# AIM OF THE EXERCISE:
From the listing below, pull out all lines with "stores" in them.

A block of data

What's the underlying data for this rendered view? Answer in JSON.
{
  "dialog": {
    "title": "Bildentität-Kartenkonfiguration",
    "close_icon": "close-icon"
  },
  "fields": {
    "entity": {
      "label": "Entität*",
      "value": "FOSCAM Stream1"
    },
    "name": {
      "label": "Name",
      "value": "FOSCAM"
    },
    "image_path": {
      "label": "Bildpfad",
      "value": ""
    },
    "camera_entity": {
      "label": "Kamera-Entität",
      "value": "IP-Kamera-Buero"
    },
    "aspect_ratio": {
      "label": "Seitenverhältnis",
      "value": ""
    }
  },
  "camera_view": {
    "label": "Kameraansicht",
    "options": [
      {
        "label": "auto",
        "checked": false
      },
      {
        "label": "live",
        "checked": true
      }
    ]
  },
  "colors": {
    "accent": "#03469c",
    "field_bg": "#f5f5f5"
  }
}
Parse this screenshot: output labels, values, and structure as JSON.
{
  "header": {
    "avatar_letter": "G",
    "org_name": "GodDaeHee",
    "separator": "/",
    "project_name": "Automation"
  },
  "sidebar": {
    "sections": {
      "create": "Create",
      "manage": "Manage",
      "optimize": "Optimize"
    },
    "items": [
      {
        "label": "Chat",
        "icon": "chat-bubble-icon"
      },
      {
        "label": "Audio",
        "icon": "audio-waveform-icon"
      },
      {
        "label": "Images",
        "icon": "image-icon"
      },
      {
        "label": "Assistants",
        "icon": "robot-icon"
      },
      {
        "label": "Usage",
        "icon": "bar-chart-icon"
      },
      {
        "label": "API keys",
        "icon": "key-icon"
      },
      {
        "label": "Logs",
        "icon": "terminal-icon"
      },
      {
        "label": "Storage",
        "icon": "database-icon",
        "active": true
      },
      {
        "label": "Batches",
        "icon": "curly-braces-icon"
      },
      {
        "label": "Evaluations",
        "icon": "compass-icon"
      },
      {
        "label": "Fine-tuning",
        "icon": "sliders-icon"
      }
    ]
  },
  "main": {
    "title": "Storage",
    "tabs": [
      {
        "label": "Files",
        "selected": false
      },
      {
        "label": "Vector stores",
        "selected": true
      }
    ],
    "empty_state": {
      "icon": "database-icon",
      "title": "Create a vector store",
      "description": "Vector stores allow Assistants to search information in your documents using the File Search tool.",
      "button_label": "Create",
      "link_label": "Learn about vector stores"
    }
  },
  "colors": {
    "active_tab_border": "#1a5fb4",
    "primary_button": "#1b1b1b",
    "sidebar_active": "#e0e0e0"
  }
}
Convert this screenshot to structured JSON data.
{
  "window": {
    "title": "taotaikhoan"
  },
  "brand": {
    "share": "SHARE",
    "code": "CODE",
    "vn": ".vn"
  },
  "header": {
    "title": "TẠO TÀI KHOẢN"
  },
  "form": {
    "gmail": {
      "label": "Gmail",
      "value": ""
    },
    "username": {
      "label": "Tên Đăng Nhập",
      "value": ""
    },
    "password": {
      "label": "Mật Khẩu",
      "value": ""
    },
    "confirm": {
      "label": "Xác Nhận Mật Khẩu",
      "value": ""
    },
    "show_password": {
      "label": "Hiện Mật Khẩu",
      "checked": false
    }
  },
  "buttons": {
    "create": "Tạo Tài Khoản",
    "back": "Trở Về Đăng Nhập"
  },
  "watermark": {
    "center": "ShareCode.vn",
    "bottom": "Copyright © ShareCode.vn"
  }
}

# EXERCISE SOLUTION:
        "label": "Vector stores",
      "description": "Vector stores allow Assistants to search information in your documents using the File Search tool.",
      "link_label": "Learn about vector stores"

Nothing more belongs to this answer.